___ TEXTO DO EXERCÍCIO

A economia dos grãos

Comex do Brasil

Por Rodrigo Campos, Gerente de Marketing da Fast Agro, empresa focada no desenvolvimento de soluções para a fisiologia das plantas. Com 26 produtos em seu portfólio, a empresa agrega valor na cadeia de produção das culturas de soja, algodão, feijão e milho no cerrado do Brasil, Argentina e Paraguai.

O Brasil ocupa a segunda posição na produção global de grãos com milho e soja com 10% e 30%, respectivamente, ficando abaixo somente dos Estados Unidos. De acordo com um levantamento recente feito pelo IBGE – Instituto Brasileiro de Geografia e Estatística, a agropecuária puxou para cima o resultado da economia brasileira. Para termos uma ideia de comparação, o Produto Interno Bruto (PIB) registrou alta de 1%, enquanto a agropecuária teve avanço de 13%.

______
___ EXCERTOS DE DADOS

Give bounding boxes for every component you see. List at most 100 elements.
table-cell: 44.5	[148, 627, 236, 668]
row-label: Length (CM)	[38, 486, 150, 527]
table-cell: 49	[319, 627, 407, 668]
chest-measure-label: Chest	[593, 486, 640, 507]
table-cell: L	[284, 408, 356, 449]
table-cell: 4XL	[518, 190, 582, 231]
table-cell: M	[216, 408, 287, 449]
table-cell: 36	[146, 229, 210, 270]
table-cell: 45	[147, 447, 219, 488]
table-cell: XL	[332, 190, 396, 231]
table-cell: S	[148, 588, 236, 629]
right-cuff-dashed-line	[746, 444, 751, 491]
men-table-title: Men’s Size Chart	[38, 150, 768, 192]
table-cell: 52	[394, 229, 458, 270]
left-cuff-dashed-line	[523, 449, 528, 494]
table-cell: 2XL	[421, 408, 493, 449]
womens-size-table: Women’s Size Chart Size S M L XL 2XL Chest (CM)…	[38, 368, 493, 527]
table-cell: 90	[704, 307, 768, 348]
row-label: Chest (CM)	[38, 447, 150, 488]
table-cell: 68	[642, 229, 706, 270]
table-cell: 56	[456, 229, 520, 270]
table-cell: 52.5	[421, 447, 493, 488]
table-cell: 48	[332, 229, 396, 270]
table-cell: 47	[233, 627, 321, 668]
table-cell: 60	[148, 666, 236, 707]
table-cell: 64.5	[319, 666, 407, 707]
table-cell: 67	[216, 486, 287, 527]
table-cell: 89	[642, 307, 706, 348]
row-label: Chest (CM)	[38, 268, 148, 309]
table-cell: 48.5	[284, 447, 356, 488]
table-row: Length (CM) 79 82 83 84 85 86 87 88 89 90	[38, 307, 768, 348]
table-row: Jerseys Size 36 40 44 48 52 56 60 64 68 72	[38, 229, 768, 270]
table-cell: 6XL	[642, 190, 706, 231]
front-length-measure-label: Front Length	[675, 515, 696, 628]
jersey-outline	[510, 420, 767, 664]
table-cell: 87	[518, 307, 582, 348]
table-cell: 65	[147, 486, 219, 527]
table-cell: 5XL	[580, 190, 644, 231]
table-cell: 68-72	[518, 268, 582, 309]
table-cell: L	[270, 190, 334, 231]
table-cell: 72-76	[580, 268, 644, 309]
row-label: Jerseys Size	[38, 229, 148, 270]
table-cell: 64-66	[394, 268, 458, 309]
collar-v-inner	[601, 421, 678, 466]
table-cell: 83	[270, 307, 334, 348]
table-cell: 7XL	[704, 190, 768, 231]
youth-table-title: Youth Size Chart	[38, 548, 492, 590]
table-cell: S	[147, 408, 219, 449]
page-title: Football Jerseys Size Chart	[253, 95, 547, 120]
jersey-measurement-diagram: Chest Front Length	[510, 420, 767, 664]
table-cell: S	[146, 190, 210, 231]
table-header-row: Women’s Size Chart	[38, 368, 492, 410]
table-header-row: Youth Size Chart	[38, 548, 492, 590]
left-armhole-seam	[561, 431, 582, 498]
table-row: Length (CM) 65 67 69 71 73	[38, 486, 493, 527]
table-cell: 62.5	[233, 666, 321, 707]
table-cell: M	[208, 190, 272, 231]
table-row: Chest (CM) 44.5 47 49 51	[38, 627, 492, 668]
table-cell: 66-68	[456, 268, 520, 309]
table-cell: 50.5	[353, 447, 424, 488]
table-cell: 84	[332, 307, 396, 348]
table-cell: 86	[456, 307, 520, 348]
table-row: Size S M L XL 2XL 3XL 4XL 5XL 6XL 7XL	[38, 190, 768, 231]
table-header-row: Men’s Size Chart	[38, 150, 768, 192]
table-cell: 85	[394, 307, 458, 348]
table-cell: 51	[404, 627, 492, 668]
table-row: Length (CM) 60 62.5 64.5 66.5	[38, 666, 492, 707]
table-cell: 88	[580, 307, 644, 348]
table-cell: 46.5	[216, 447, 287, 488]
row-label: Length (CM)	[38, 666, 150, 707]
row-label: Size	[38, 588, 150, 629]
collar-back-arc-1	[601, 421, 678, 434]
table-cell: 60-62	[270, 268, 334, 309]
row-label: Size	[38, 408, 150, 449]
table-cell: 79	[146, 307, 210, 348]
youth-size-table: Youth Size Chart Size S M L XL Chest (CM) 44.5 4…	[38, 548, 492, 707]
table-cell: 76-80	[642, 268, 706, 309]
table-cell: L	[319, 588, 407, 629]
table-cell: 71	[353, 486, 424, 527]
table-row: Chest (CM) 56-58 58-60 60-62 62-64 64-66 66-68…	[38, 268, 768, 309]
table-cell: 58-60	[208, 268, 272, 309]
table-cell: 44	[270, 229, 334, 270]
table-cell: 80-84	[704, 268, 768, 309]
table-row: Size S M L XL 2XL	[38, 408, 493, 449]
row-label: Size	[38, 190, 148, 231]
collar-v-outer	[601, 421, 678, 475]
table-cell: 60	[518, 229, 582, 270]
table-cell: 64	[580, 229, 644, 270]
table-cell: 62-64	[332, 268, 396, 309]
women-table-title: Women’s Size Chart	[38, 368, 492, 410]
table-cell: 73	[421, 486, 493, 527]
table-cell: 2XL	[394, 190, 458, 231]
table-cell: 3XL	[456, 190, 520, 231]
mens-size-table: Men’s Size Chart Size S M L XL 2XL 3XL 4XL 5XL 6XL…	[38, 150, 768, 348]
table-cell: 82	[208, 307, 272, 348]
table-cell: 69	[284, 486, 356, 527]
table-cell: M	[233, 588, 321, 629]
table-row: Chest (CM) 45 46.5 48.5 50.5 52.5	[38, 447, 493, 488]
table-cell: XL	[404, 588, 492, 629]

______

### TAREFAS PROPOSTAS
1/ No texto sobre a economia dos grãos, qual foi o avanço da agropecuária, em comparação com a alta de 1% do PIB?
2/ Continue o texto sobre a economia dos grãos a partir da última frase apresentada.

### TAREFAS RESOLVIDAS
1/ A agropecuária teve avanço de 13%.

2/
 Entre os produtos que se destacaram estão o milho (55,2%) e a soja (19,4%). Esses dados mostram a relevância dos grãos para a economia brasileira, inclusive para o nosso abastecimento interno, já que são utilizados como produtos base para outras indústrias, como óleos, ração animal e até combustíveis, como é o caso do milho.

 O uso do cereal na produção do etanol foi impulsionado pela abundância, pela queda dos juros e pelas boas perspectivas para o consumo de combustível no país, visto que a demanda tem crescido devido ao alto custo da gasolina. O Estado do Mato Grosso, por exemplo, possui quatro usinas de etanol de milho, além de mais sete em construção ou sendo ampliadas ainda este ano, com previsão de três bilhões de litros nos próximos cinco anos.

 Os grãos também são insumos importantes para exportação brasileira. Segundo a Conab (Companhia Nacional de Abastecimento), estima-se que a safra de soja de 2018/19 alcance entre 117 e 119,42 milhões de toneladas, enquanto a de milho pode chegar até 91,1 milhões de toneladas.

 O feijão também é de suma importância para o mercado brasileiro. De acordo com as informações divulgadas pela Apex-Brasil (Agência Brasileira de Exportações e Investimentos), o Brasil vem ganhando visibilidade internacionalmente nesse mercado, com destaque para as transações com a Índia, que em 2017 importou cerca de US$ 34 milhões.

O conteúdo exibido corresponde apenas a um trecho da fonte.